++++ STORED DATA

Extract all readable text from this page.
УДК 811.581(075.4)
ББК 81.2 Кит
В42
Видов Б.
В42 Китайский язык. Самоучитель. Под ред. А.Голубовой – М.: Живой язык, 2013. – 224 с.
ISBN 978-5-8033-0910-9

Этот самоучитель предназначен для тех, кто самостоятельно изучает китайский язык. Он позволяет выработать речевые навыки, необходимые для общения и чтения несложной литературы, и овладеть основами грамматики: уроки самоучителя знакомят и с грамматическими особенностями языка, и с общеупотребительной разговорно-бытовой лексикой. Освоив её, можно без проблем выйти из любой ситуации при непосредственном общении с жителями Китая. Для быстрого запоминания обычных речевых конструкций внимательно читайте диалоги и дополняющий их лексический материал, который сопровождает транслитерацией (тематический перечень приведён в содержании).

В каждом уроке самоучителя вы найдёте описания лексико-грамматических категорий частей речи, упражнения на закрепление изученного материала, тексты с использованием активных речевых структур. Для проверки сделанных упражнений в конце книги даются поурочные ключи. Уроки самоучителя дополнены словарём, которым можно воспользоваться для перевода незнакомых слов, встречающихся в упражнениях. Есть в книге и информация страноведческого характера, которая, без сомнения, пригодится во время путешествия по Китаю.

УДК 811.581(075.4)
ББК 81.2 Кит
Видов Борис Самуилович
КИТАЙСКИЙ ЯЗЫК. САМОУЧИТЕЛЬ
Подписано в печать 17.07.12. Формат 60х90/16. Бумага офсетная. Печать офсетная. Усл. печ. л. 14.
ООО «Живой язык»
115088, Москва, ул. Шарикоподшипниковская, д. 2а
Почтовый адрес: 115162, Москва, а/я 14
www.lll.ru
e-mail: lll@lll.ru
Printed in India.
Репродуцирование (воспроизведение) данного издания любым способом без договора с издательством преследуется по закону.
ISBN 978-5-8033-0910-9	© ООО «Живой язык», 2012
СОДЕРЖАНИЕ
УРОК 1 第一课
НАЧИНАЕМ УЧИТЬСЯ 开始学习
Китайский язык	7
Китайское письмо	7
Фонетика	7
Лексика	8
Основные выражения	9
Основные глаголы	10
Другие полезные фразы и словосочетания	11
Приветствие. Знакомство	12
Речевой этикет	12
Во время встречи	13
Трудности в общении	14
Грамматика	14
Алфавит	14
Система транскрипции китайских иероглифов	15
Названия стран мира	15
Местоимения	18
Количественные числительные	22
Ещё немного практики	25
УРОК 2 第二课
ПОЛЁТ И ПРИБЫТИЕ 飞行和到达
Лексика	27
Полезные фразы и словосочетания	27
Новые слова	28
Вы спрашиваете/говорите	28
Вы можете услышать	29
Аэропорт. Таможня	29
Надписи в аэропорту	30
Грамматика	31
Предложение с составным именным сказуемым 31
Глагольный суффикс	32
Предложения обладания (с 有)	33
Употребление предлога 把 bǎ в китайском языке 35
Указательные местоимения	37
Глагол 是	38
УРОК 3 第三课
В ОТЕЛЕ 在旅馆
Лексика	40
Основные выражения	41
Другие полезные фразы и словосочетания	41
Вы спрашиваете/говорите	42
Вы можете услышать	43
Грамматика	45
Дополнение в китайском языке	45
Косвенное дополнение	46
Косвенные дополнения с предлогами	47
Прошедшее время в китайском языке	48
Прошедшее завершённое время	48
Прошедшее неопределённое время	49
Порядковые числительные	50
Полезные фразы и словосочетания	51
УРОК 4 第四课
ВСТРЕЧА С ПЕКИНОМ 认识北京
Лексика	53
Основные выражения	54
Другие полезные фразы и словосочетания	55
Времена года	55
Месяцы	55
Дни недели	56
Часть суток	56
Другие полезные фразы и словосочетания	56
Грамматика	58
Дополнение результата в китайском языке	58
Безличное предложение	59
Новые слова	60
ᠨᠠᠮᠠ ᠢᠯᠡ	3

++++++++

> [EXERCISE]: Output all records verbatim.

> [ANSWER IN FULL]:
Extract all readable text from this page.
УДК 811.581(075.4)
ББК 81.2 Кит
В42
Видов Б.
В42 Китайский язык. Самоучитель. Под ред. А.Голубовой – М.: Живой язык, 2013. – 224 с.
ISBN 978-5-8033-0910-9

Этот самоучитель предназначен для тех, кто самостоятельно изучает китайский язык. Он позволяет выработать речевые навыки, необходимые для общения и чтения несложной литературы, и овладеть основами грамматики: уроки самоучителя знакомят и с грамматическими особенностями языка, и с общеупотребительной разговорно-бытовой лексикой. Освоив её, можно без проблем выйти из любой ситуации при непосредственном общении с жителями Китая. Для быстрого запоминания обычных речевых конструкций внимательно читайте диалоги и дополняющий их лексический материал, который сопровождает транслитерацией (тематический перечень приведён в содержании).

В каждом уроке самоучителя вы найдёте описания лексико-грамматических категорий частей речи, упражнения на закрепление изученного материала, тексты с использованием активных речевых структур. Для проверки сделанных упражнений в конце книги даются поурочные ключи. Уроки самоучителя дополнены словарём, которым можно воспользоваться для перевода незнакомых слов, встречающихся в упражнениях. Есть в книге и информация страноведческого характера, которая, без сомнения, пригодится во время путешествия по Китаю.

УДК 811.581(075.4)
ББК 81.2 Кит
Видов Борис Самуилович
КИТАЙСКИЙ ЯЗЫК. САМОУЧИТЕЛЬ
Подписано в печать 17.07.12. Формат 60х90/16. Бумага офсетная. Печать офсетная. Усл. печ. л. 14.
ООО «Живой язык»
115088, Москва, ул. Шарикоподшипниковская, д. 2а
Почтовый адрес: 115162, Москва, а/я 14
www.lll.ru
e-mail: lll@lll.ru
Printed in India.
Репродуцирование (воспроизведение) данного издания любым способом без договора с издательством преследуется по закону.
ISBN 978-5-8033-0910-9	© ООО «Живой язык», 2012
СОДЕРЖАНИЕ
УРОК 1 第一课
НАЧИНАЕМ УЧИТЬСЯ 开始学习
Китайский язык	7
Китайское письмо	7
Фонетика	7
Лексика	8
Основные выражения	9
Основные глаголы	10
Другие полезные фразы и словосочетания	11
Приветствие. Знакомство	12
Речевой этикет	12
Во время встречи	13
Трудности в общении	14
Грамматика	14
Алфавит	14
Система транскрипции китайских иероглифов	15
Названия стран мира	15
Местоимения	18
Количественные числительные	22
Ещё немного практики	25
УРОК 2 第二课
ПОЛЁТ И ПРИБЫТИЕ 飞行和到达
Лексика	27
Полезные фразы и словосочетания	27
Новые слова	28
Вы спрашиваете/говорите	28
Вы можете услышать	29
Аэропорт. Таможня	29
Надписи в аэропорту	30
Грамматика	31
Предложение с составным именным сказуемым 31
Глагольный суффикс	32
Предложения обладания (с 有)	33
Употребление предлога 把 bǎ в китайском языке 35
Указательные местоимения	37
Глагол 是	38
УРОК 3 第三课
В ОТЕЛЕ 在旅馆
Лексика	40
Основные выражения	41
Другие полезные фразы и словосочетания	41
Вы спрашиваете/говорите	42
Вы можете услышать	43
Грамматика	45
Дополнение в китайском языке	45
Косвенное дополнение	46
Косвенные дополнения с предлогами	47
Прошедшее время в китайском языке	48
Прошедшее завершённое время	48
Прошедшее неопределённое время	49
Порядковые числительные	50
Полезные фразы и словосочетания	51
УРОК 4 第四课
ВСТРЕЧА С ПЕКИНОМ 认识北京
Лексика	53
Основные выражения	54
Другие полезные фразы и словосочетания	55
Времена года	55
Месяцы	55
Дни недели	56
Часть суток	56
Другие полезные фразы и словосочетания	56
Грамматика	58
Дополнение результата в китайском языке	58
Безличное предложение	59
Новые слова	60
ᠨᠠᠮᠠ ᠢᠯᠡ	3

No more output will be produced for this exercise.